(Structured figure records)
++++++++++
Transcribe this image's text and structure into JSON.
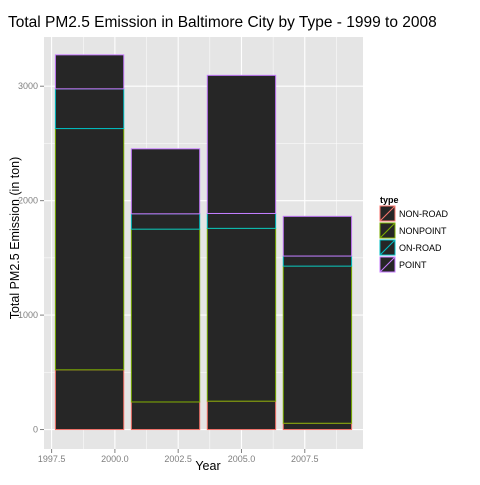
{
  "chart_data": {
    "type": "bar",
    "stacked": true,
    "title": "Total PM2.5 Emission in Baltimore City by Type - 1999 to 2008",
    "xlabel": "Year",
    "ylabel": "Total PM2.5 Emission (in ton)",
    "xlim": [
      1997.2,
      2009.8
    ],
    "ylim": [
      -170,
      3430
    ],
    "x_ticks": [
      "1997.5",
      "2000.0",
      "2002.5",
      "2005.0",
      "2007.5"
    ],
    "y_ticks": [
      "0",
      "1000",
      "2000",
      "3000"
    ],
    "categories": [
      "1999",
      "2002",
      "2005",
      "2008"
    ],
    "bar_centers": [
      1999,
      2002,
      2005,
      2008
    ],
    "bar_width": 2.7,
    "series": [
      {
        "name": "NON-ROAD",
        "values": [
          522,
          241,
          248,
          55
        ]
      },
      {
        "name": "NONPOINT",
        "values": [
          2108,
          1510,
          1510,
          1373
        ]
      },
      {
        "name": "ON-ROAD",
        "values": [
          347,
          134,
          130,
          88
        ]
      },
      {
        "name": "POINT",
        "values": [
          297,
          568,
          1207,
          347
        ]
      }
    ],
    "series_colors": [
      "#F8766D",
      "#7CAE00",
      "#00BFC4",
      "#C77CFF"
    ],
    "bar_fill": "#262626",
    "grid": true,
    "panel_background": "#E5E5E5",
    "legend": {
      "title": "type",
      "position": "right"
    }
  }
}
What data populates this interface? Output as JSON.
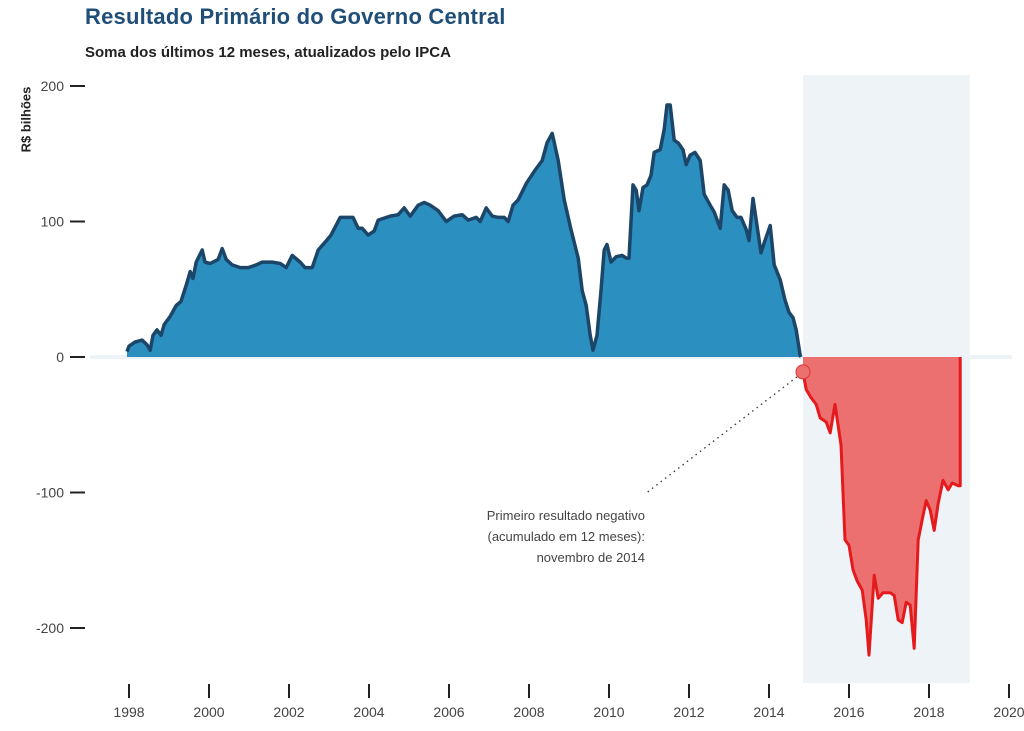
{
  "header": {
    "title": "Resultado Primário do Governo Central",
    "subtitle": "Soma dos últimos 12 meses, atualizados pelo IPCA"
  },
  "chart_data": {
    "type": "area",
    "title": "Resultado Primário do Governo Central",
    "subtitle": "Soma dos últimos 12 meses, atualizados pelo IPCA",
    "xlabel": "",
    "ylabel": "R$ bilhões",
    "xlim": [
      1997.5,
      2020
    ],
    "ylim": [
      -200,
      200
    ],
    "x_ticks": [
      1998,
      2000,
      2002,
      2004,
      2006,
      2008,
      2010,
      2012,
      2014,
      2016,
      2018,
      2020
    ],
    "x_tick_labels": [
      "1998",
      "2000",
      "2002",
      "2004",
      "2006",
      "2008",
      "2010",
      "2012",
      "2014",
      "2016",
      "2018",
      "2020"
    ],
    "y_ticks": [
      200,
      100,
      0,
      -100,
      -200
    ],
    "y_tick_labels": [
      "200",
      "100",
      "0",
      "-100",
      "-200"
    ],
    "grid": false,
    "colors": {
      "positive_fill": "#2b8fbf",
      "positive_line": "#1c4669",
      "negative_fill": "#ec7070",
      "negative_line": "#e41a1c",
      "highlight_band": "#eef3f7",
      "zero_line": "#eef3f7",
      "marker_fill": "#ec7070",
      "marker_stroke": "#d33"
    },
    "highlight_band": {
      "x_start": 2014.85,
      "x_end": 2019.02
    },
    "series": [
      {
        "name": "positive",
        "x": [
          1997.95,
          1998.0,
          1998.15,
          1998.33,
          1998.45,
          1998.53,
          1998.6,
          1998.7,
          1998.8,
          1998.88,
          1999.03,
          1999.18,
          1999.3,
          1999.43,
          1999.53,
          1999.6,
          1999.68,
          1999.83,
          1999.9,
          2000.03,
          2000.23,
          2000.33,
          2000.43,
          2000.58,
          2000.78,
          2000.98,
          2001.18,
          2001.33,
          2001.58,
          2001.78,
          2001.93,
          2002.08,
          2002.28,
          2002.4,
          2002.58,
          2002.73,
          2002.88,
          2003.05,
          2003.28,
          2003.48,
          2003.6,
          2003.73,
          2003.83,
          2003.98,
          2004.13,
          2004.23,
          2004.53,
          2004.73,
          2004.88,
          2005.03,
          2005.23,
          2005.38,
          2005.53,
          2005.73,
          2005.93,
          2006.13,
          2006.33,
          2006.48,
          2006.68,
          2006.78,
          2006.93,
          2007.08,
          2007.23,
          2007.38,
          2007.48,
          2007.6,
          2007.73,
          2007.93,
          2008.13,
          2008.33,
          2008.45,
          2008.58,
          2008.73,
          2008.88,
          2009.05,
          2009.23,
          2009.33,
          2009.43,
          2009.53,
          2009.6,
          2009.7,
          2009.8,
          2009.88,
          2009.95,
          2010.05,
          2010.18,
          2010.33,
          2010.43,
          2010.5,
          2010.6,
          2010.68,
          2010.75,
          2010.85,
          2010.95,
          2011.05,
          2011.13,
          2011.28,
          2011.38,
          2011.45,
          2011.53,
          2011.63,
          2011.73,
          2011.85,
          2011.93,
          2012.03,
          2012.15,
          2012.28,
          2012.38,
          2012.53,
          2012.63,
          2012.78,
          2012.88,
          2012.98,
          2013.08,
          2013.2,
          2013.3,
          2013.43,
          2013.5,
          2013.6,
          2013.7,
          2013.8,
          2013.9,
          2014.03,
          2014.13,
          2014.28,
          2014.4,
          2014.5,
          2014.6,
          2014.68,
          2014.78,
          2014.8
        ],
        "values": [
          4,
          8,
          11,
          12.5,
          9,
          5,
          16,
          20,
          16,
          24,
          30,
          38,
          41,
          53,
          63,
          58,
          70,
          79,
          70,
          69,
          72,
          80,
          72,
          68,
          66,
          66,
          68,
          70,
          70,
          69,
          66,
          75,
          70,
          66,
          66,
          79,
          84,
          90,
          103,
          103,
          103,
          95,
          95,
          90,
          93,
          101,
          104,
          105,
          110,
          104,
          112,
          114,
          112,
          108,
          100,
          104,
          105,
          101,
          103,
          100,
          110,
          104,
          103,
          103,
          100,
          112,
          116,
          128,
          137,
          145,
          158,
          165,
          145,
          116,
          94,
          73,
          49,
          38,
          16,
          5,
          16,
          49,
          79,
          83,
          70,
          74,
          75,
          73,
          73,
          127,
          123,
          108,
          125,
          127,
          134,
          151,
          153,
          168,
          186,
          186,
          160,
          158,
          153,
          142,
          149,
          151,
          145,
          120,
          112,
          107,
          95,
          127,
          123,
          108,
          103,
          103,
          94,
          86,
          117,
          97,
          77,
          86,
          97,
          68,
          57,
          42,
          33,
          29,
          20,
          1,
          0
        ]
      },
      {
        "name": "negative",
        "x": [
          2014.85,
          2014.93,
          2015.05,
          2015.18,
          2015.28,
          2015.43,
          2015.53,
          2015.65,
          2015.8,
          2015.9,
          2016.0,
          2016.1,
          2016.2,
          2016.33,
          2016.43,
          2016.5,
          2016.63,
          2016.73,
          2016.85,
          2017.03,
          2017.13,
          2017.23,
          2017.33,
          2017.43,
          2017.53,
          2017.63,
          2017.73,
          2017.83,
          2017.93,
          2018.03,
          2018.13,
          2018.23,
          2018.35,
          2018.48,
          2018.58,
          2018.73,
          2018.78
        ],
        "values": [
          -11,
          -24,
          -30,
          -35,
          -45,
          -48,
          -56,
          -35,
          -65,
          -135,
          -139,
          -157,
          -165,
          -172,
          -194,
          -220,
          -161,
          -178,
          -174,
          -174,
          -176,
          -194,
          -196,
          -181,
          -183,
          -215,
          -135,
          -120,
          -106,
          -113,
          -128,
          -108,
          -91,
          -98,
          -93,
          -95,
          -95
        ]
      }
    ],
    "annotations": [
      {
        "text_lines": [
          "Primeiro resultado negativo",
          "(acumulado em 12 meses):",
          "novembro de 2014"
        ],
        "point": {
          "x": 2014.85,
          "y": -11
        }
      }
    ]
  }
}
++++++++++
→ **What to produce**
Reply with nothing but a number: how many lines of the entries above contain the string "IPCA"?

→ **Written reply**
2